Stored entries:

--

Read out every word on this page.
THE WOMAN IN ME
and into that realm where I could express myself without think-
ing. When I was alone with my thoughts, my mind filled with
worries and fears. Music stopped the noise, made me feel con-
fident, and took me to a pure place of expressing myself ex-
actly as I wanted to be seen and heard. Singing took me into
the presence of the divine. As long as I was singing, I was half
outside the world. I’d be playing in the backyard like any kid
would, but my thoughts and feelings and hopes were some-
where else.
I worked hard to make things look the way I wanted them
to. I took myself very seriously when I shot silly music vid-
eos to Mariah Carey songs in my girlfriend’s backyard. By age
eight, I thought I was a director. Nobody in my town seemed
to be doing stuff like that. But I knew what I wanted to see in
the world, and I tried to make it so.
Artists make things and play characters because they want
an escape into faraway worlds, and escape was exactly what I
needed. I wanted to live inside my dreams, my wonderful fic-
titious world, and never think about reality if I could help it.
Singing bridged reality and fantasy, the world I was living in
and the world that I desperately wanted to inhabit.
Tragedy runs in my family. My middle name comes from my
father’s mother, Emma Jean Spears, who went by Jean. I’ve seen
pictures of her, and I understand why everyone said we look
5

--

Exercise: Every line of the records above needs to be given again exactly.

Answer to this problem:
Read out every word on this page.
THE WOMAN IN ME
and into that realm where I could express myself without think-
ing. When I was alone with my thoughts, my mind filled with
worries and fears. Music stopped the noise, made me feel con-
fident, and took me to a pure place of expressing myself ex-
actly as I wanted to be seen and heard. Singing took me into
the presence of the divine. As long as I was singing, I was half
outside the world. I’d be playing in the backyard like any kid
would, but my thoughts and feelings and hopes were some-
where else.
I worked hard to make things look the way I wanted them
to. I took myself very seriously when I shot silly music vid-
eos to Mariah Carey songs in my girlfriend’s backyard. By age
eight, I thought I was a director. Nobody in my town seemed
to be doing stuff like that. But I knew what I wanted to see in
the world, and I tried to make it so.
Artists make things and play characters because they want
an escape into faraway worlds, and escape was exactly what I
needed. I wanted to live inside my dreams, my wonderful fic-
titious world, and never think about reality if I could help it.
Singing bridged reality and fantasy, the world I was living in
and the world that I desperately wanted to inhabit.
Tragedy runs in my family. My middle name comes from my
father’s mother, Emma Jean Spears, who went by Jean. I’ve seen
pictures of her, and I understand why everyone said we look
5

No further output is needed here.